* Your instructions *
Your task is to repeat the entries exactly. Leave the pictures out.

* Material for this task *
_ _ _ _ _ _ _

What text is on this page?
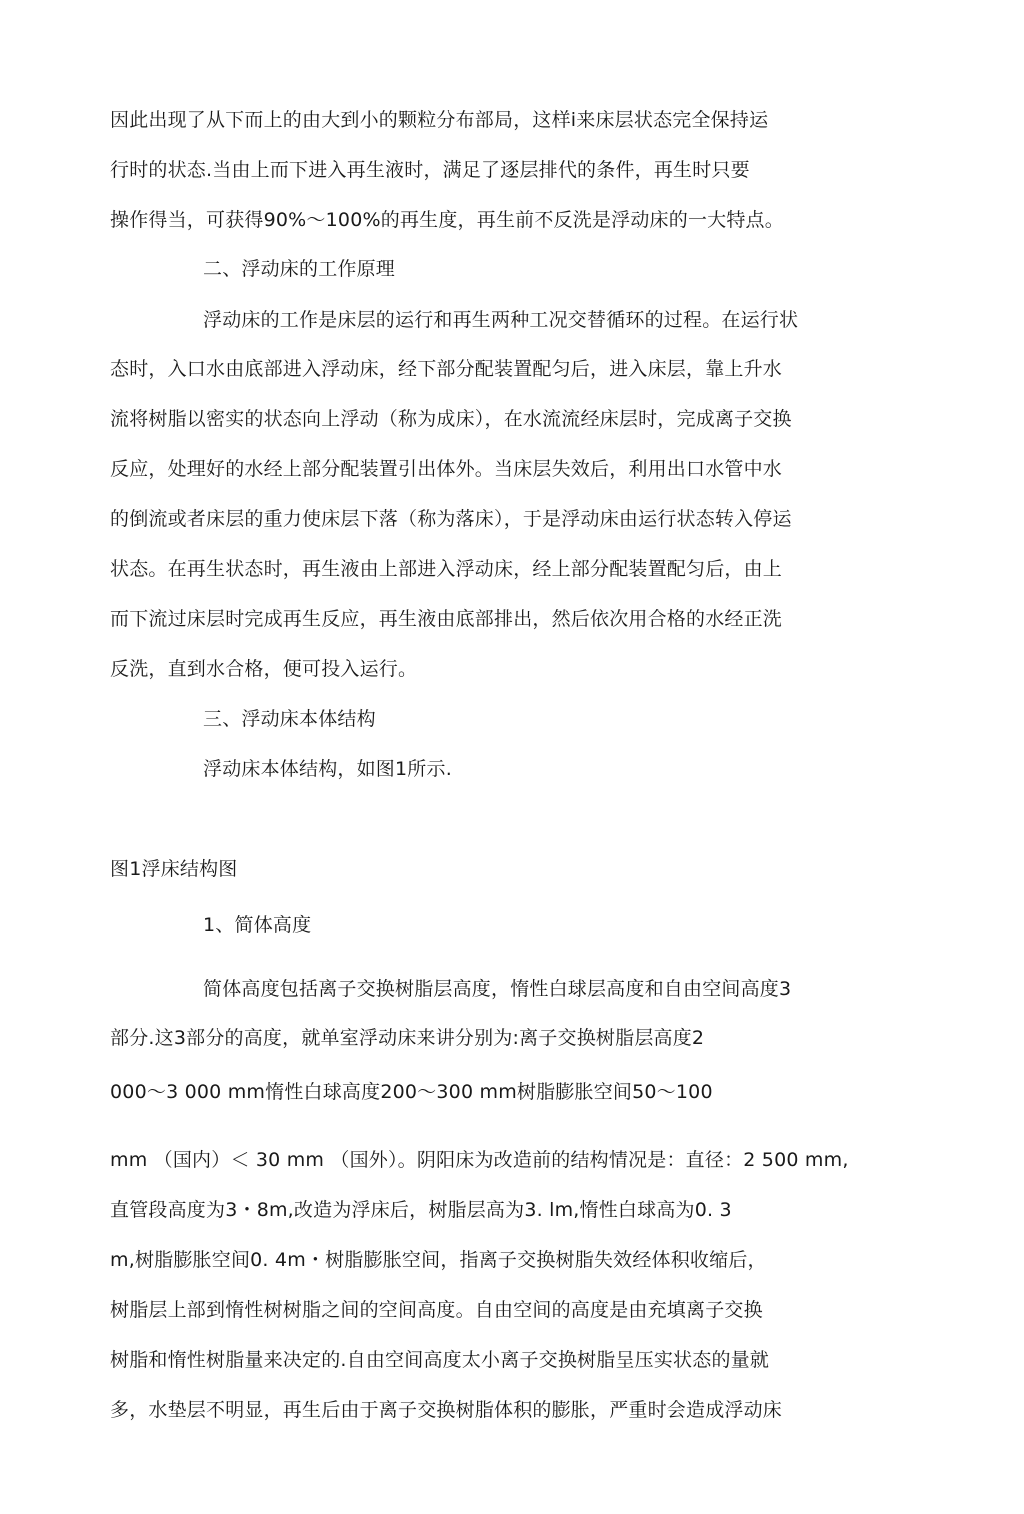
因此出现了从下而上的由大到小的颗粒分布部局，这样i来床层状态完全保持运

行时的状态.当由上而下进入再生液时，满足了逐层排代的条件，再生时只要

操作得当，可获得90%～100%的再生度，再生前不反洗是浮动床的一大特点。

二、浮动床的工作原理

浮动床的工作是床层的运行和再生两种工况交替循环的过程。在运行状

态时，入口水由底部进入浮动床，经下部分配装置配匀后，进入床层，靠上升水

流将树脂以密实的状态向上浮动（称为成床），在水流流经床层时，完成离子交换

反应，处理好的水经上部分配装置引出体外。当床层失效后，利用出口水管中水

的倒流或者床层的重力使床层下落（称为落床），于是浮动床由运行状态转入停运

状态。在再生状态时，再生液由上部进入浮动床，经上部分配装置配匀后，由上

而下流过床层时完成再生反应，再生液由底部排出，然后依次用合格的水经正洗

反洗，直到水合格，便可投入运行。

三、浮动床本体结构

浮动床本体结构，如图1所示.

图1浮床结构图

1、简体高度

简体高度包括离子交换树脂层高度，惰性白球层高度和自由空间高度3

部分.这3部分的高度，就单室浮动床来讲分别为:离子交换树脂层高度2

000～3 000 mm惰性白球高度200～300 mm树脂膨胀空间50～100

mm （国内）＜ 30 mm （国外）。阴阳床为改造前的结构情况是：直径：2 500 mm,

直管段高度为3・8m,改造为浮床后，树脂层高为3. lm,惰性白球高为0. 3

m,树脂膨胀空间0. 4m・树脂膨胀空间，指离子交换树脂失效经体积收缩后，

树脂层上部到惰性树树脂之间的空间高度。自由空间的高度是由充填离子交换

树脂和惰性树脂量来决定的.自由空间高度太小离子交换树脂呈压实状态的量就

多，水垫层不明显，再生后由于离子交换树脂体积的膨胀，严重时会造成浮动床
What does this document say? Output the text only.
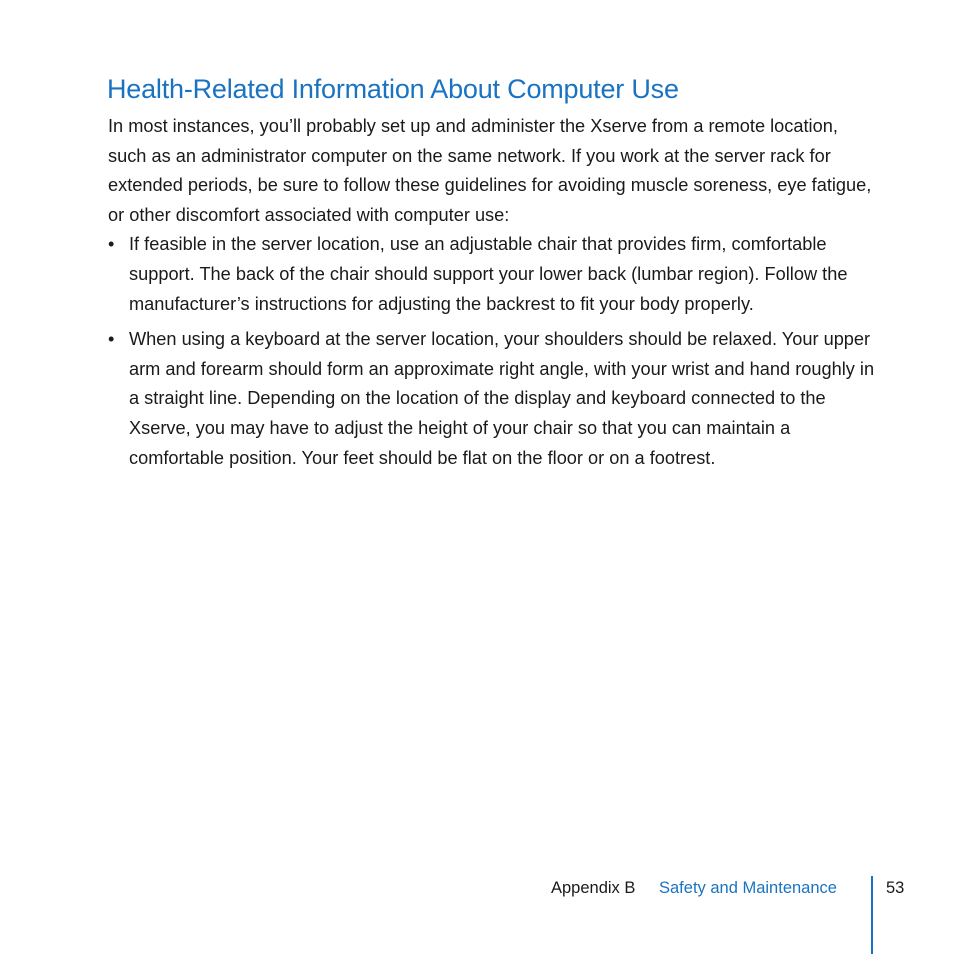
Health-Related Information About Computer Use

In most instances, you’ll probably set up and administer the Xserve from a remote location, such as an administrator computer on the same network. If you work at the server rack for extended periods, be sure to follow these guidelines for avoiding muscle soreness, eye fatigue, or other discomfort associated with computer use:

• If feasible in the server location, use an adjustable chair that provides firm, comfortable support. The back of the chair should support your lower back (lumbar region). Follow the manufacturer’s instructions for adjusting the backrest to fit your body properly.
• When using a keyboard at the server location, your shoulders should be relaxed. Your upper arm and forearm should form an approximate right angle, with your wrist and hand roughly in a straight line. Depending on the location of the display and keyboard connected to the Xserve, you may have to adjust the height of your chair so that you can maintain a comfortable position. Your feet should be flat on the floor or on a footrest.
Appendix B Safety and Maintenance	53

_ _ _ _ _ _ _

* Result *
What text is on this page?
因此出现了从下而上的由大到小的颗粒分布部局，这样i来床层状态完全保持运

行时的状态.当由上而下进入再生液时，满足了逐层排代的条件，再生时只要

操作得当，可获得90%～100%的再生度，再生前不反洗是浮动床的一大特点。

二、浮动床的工作原理

浮动床的工作是床层的运行和再生两种工况交替循环的过程。在运行状

态时，入口水由底部进入浮动床，经下部分配装置配匀后，进入床层，靠上升水

流将树脂以密实的状态向上浮动（称为成床），在水流流经床层时，完成离子交换

反应，处理好的水经上部分配装置引出体外。当床层失效后，利用出口水管中水

的倒流或者床层的重力使床层下落（称为落床），于是浮动床由运行状态转入停运

状态。在再生状态时，再生液由上部进入浮动床，经上部分配装置配匀后，由上

而下流过床层时完成再生反应，再生液由底部排出，然后依次用合格的水经正洗

反洗，直到水合格，便可投入运行。

三、浮动床本体结构

浮动床本体结构，如图1所示.

图1浮床结构图

1、简体高度

简体高度包括离子交换树脂层高度，惰性白球层高度和自由空间高度3

部分.这3部分的高度，就单室浮动床来讲分别为:离子交换树脂层高度2

000～3 000 mm惰性白球高度200～300 mm树脂膨胀空间50～100

mm （国内）＜ 30 mm （国外）。阴阳床为改造前的结构情况是：直径：2 500 mm,

直管段高度为3・8m,改造为浮床后，树脂层高为3. lm,惰性白球高为0. 3

m,树脂膨胀空间0. 4m・树脂膨胀空间，指离子交换树脂失效经体积收缩后，

树脂层上部到惰性树树脂之间的空间高度。自由空间的高度是由充填离子交换

树脂和惰性树脂量来决定的.自由空间高度太小离子交换树脂呈压实状态的量就

多，水垫层不明显，再生后由于离子交换树脂体积的膨胀，严重时会造成浮动床
What does this document say? Output the text only.
Health-Related Information About Computer Use

In most instances, you’ll probably set up and administer the Xserve from a remote location, such as an administrator computer on the same network. If you work at the server rack for extended periods, be sure to follow these guidelines for avoiding muscle soreness, eye fatigue, or other discomfort associated with computer use:

• If feasible in the server location, use an adjustable chair that provides firm, comfortable support. The back of the chair should support your lower back (lumbar region). Follow the manufacturer’s instructions for adjusting the backrest to fit your body properly.
• When using a keyboard at the server location, your shoulders should be relaxed. Your upper arm and forearm should form an approximate right angle, with your wrist and hand roughly in a straight line. Depending on the location of the display and keyboard connected to the Xserve, you may have to adjust the height of your chair so that you can maintain a comfortable position. Your feet should be flat on the floor or on a footrest.
Appendix B Safety and Maintenance	53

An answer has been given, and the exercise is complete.